**AIM OF THE TASK**
In the entries below, count every line with the word "arcsec". Return only the count.

(Saved entries)
● ● ●

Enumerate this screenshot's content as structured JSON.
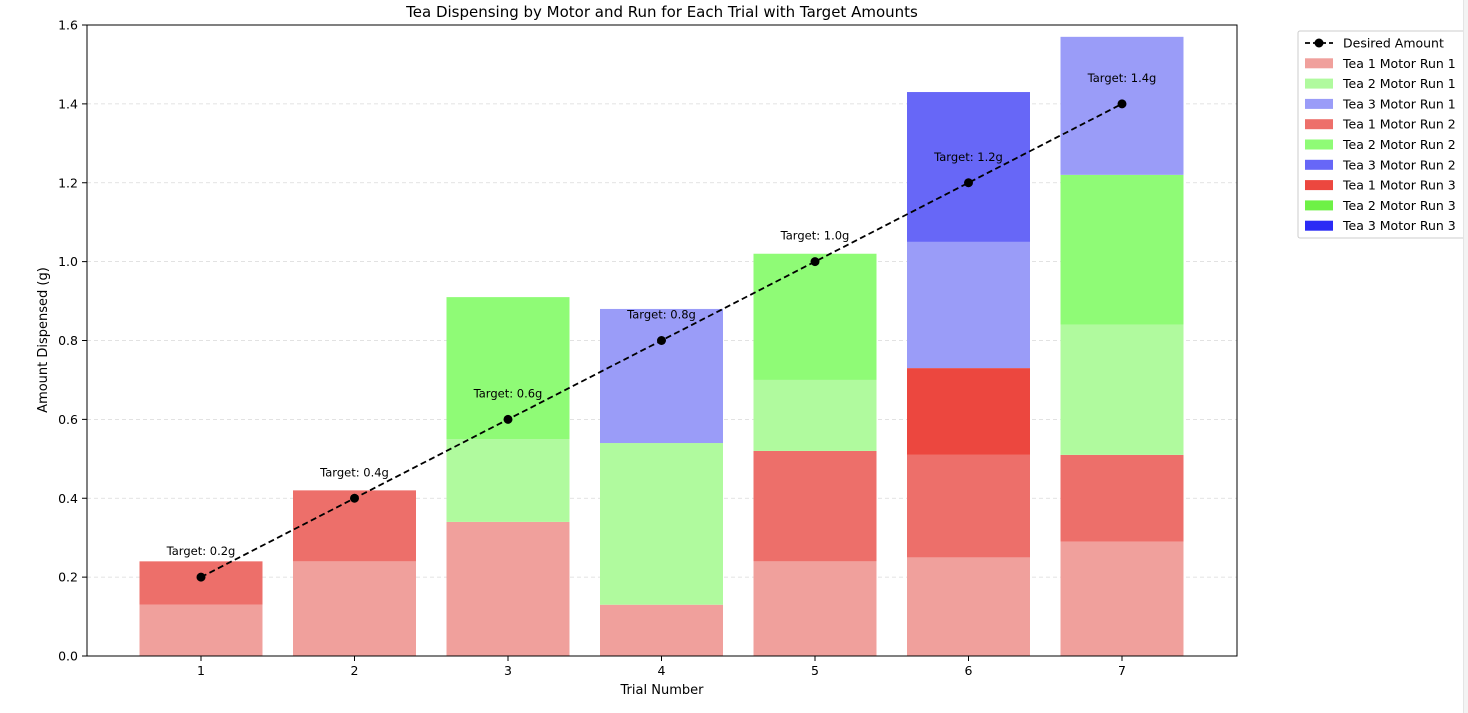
{
  "chart_data": {
    "type": "bar",
    "stacked": true,
    "title": "Tea Dispensing by Motor and Run for Each Trial with Target Amounts",
    "xlabel": "Trial Number",
    "ylabel": "Amount Dispensed (g)",
    "ylim": [
      0,
      1.6
    ],
    "y_ticks": [
      0.0,
      0.2,
      0.4,
      0.6,
      0.8,
      1.0,
      1.2,
      1.4,
      1.6
    ],
    "y_tick_labels": [
      "0.0",
      "0.2",
      "0.4",
      "0.6",
      "0.8",
      "1.0",
      "1.2",
      "1.4",
      "1.6"
    ],
    "categories": [
      "1",
      "2",
      "3",
      "4",
      "5",
      "6",
      "7"
    ],
    "grid": "horizontal dashed",
    "legend_position": "outside-top-right",
    "series": [
      {
        "name": "Tea 1 Motor Run 1",
        "color": "#f0a09c",
        "values": [
          0.13,
          0.24,
          0.34,
          0.13,
          0.24,
          0.25,
          0.29
        ]
      },
      {
        "name": "Tea 2 Motor Run 1",
        "color": "#b0fa9e",
        "values": [
          0,
          0,
          0.21,
          0.41,
          0.18,
          0,
          0.33
        ]
      },
      {
        "name": "Tea 3 Motor Run 1",
        "color": "#9a9cf8",
        "values": [
          0,
          0,
          0,
          0.34,
          0,
          0.32,
          0.35
        ]
      },
      {
        "name": "Tea 1 Motor Run 2",
        "color": "#ed6f6a",
        "values": [
          0.11,
          0.18,
          0,
          0,
          0.28,
          0.26,
          0.22
        ]
      },
      {
        "name": "Tea 2 Motor Run 2",
        "color": "#8ffb76",
        "values": [
          0,
          0,
          0.36,
          0,
          0.32,
          0,
          0.38
        ]
      },
      {
        "name": "Tea 3 Motor Run 2",
        "color": "#6767f7",
        "values": [
          0,
          0,
          0,
          0,
          0,
          0.38,
          0
        ]
      },
      {
        "name": "Tea 1 Motor Run 3",
        "color": "#ec473f",
        "values": [
          0,
          0,
          0,
          0,
          0,
          0.22,
          0
        ]
      },
      {
        "name": "Tea 2 Motor Run 3",
        "color": "#6ef146",
        "values": [
          0,
          0,
          0,
          0,
          0,
          0,
          0
        ]
      },
      {
        "name": "Tea 3 Motor Run 3",
        "color": "#2b2bf5",
        "values": [
          0,
          0,
          0,
          0,
          0,
          0,
          0
        ]
      }
    ],
    "stack_order": [
      0,
      3,
      6,
      1,
      4,
      7,
      2,
      5,
      8
    ],
    "target_line": {
      "name": "Desired Amount",
      "color": "#000000",
      "style": "dashed",
      "marker": "circle",
      "values": [
        0.2,
        0.4,
        0.6,
        0.8,
        1.0,
        1.2,
        1.4
      ]
    },
    "annotations": [
      "Target: 0.2g",
      "Target: 0.4g",
      "Target: 0.6g",
      "Target: 0.8g",
      "Target: 1.0g",
      "Target: 1.2g",
      "Target: 1.4g"
    ]
  }
}
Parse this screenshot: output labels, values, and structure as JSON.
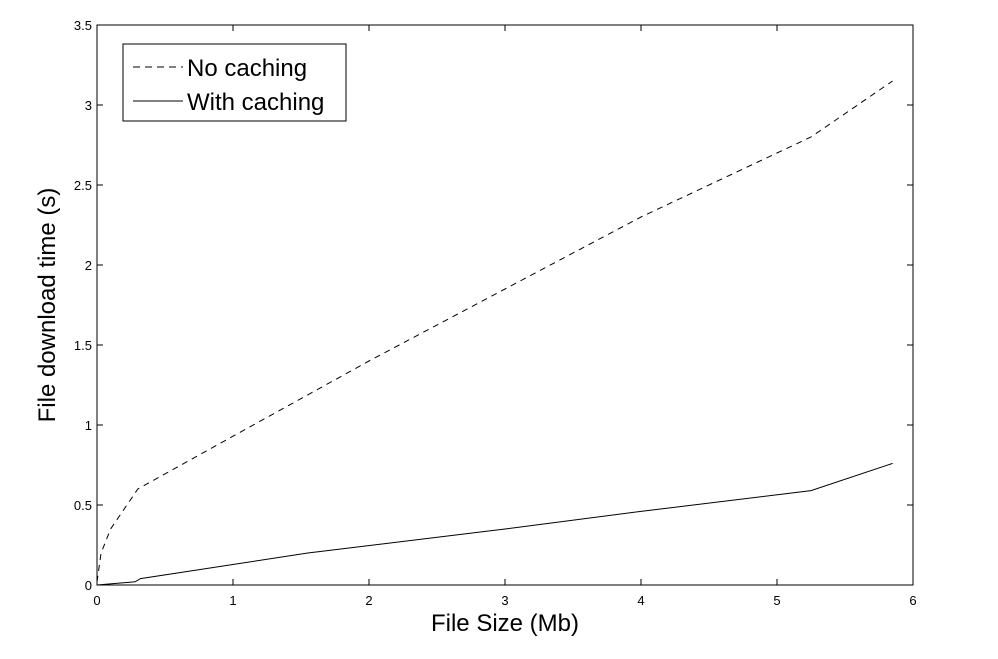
{
  "chart_data": {
    "type": "line",
    "title": "",
    "xlabel": "File Size (Mb)",
    "ylabel": "File download time (s)",
    "xlim": [
      0,
      6
    ],
    "ylim": [
      0,
      3.5
    ],
    "xticks": [
      0,
      1,
      2,
      3,
      4,
      5,
      6
    ],
    "yticks": [
      0,
      0.5,
      1,
      1.5,
      2,
      2.5,
      3,
      3.5
    ],
    "xtick_labels": [
      "0",
      "1",
      "2",
      "3",
      "4",
      "5",
      "6"
    ],
    "ytick_labels": [
      "0",
      "0.5",
      "1",
      "1.5",
      "2",
      "2.5",
      "3",
      "3.5"
    ],
    "grid": false,
    "legend_position": "top-left",
    "series": [
      {
        "name": "No caching",
        "style": "dashed",
        "color": "#000000",
        "x": [
          0,
          0.03,
          0.1,
          0.3,
          1.0,
          2.0,
          3.0,
          4.0,
          5.25,
          5.85
        ],
        "y": [
          0.02,
          0.2,
          0.35,
          0.6,
          0.93,
          1.4,
          1.85,
          2.3,
          2.8,
          3.15
        ]
      },
      {
        "name": "With caching",
        "style": "solid",
        "color": "#000000",
        "x": [
          0,
          0.28,
          0.32,
          1.55,
          3.0,
          4.0,
          5.25,
          5.85
        ],
        "y": [
          0,
          0.02,
          0.04,
          0.2,
          0.35,
          0.46,
          0.59,
          0.76
        ]
      }
    ]
  }
}
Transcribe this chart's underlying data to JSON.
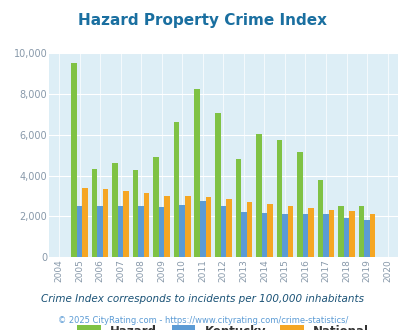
{
  "title": "Hazard Property Crime Index",
  "years": [
    2004,
    2005,
    2006,
    2007,
    2008,
    2009,
    2010,
    2011,
    2012,
    2013,
    2014,
    2015,
    2016,
    2017,
    2018,
    2019,
    2020
  ],
  "hazard": [
    null,
    9500,
    4300,
    4600,
    4250,
    4900,
    6600,
    8250,
    7050,
    4800,
    6050,
    5750,
    5150,
    3800,
    2500,
    2500,
    null
  ],
  "kentucky": [
    null,
    2500,
    2500,
    2500,
    2500,
    2450,
    2550,
    2750,
    2500,
    2200,
    2150,
    2100,
    2100,
    2100,
    1950,
    1850,
    null
  ],
  "national": [
    null,
    3400,
    3350,
    3250,
    3150,
    3000,
    3000,
    2950,
    2850,
    2700,
    2600,
    2500,
    2400,
    2300,
    2250,
    2100,
    null
  ],
  "hazard_color": "#7fc244",
  "kentucky_color": "#5b9bd5",
  "national_color": "#f5a623",
  "bg_color": "#ddeef6",
  "ylim": [
    0,
    10000
  ],
  "yticks": [
    0,
    2000,
    4000,
    6000,
    8000,
    10000
  ],
  "subtitle": "Crime Index corresponds to incidents per 100,000 inhabitants",
  "footer": "© 2025 CityRating.com - https://www.cityrating.com/crime-statistics/",
  "title_color": "#1a6fa0",
  "subtitle_color": "#1a5276",
  "footer_color": "#5b9bd5",
  "tick_color": "#8899aa"
}
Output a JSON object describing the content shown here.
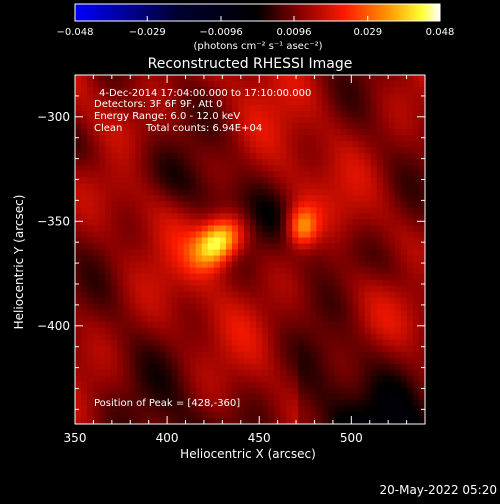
{
  "chart_data": {
    "type": "heatmap",
    "title": "Reconstructed RHESSI Image",
    "xlabel": "Heliocentric X (arcsec)",
    "ylabel": "Heliocentric Y (arcsec)",
    "xlim": [
      350,
      540
    ],
    "ylim": [
      -447,
      -280
    ],
    "xticks": [
      350,
      400,
      450,
      500
    ],
    "yticks": [
      -300,
      -350,
      -400
    ],
    "xtick_labels": [
      "350",
      "400",
      "450",
      "500"
    ],
    "ytick_labels": [
      "−300",
      "−350",
      "−400"
    ],
    "colorbar": {
      "min": -0.048,
      "max": 0.048,
      "ticks": [
        -0.048,
        -0.029,
        -0.0096,
        0.0096,
        0.029,
        0.048
      ],
      "tick_labels": [
        "−0.048",
        "−0.029",
        "−0.0096",
        "0.0096",
        "0.029",
        "0.048"
      ],
      "label": "(photons cm⁻² s⁻¹ asec⁻²)",
      "colors": [
        "#0000ff",
        "#000000",
        "#8b0000",
        "#ff0000",
        "#ff8c00",
        "#ffff00",
        "#ffffff"
      ]
    },
    "sources": [
      {
        "x": 428,
        "y": -360,
        "value": 0.048,
        "sx": 7,
        "sy": 10,
        "angle": 35
      },
      {
        "x": 473,
        "y": -353,
        "value": 0.038,
        "sx": 7,
        "sy": 6,
        "angle": 0
      }
    ],
    "background_level": 0.013,
    "annotations": {
      "line1": "4-Dec-2014 17:04:00.000 to 17:10:00.000",
      "line2": "Detectors: 3F 6F 9F, Att 0",
      "line3": "Energy Range: 6.0 - 12.0 keV",
      "line4_a": "Clean",
      "line4_b": "Total counts: 6.94E+04",
      "peak": "Position of Peak = [428,-360]"
    },
    "timestamp": "20-May-2022 05:20"
  }
}
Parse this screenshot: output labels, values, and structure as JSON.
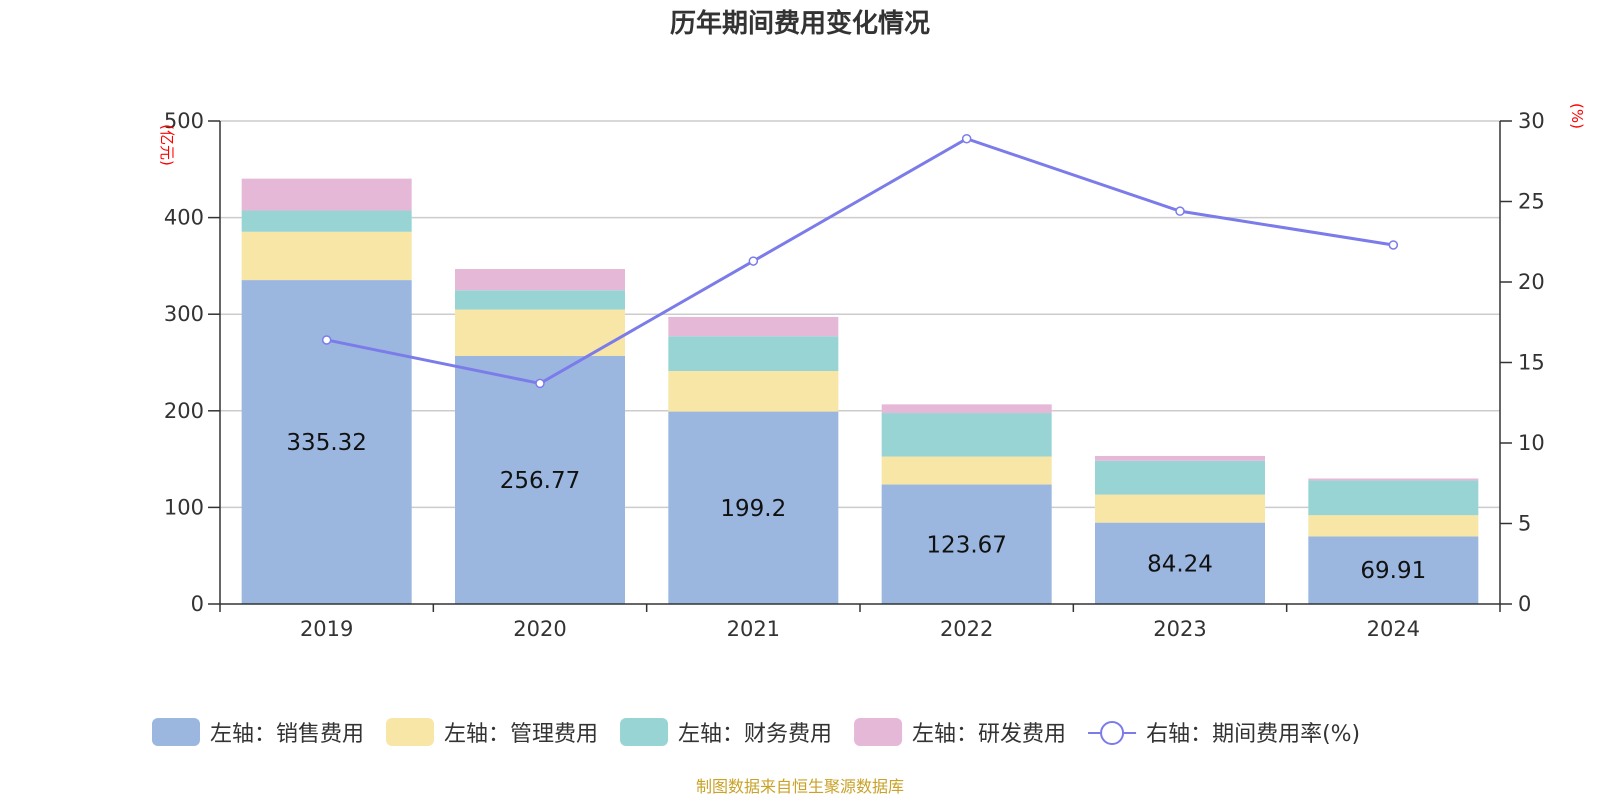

● ● ●

**FINAL RESULT**
2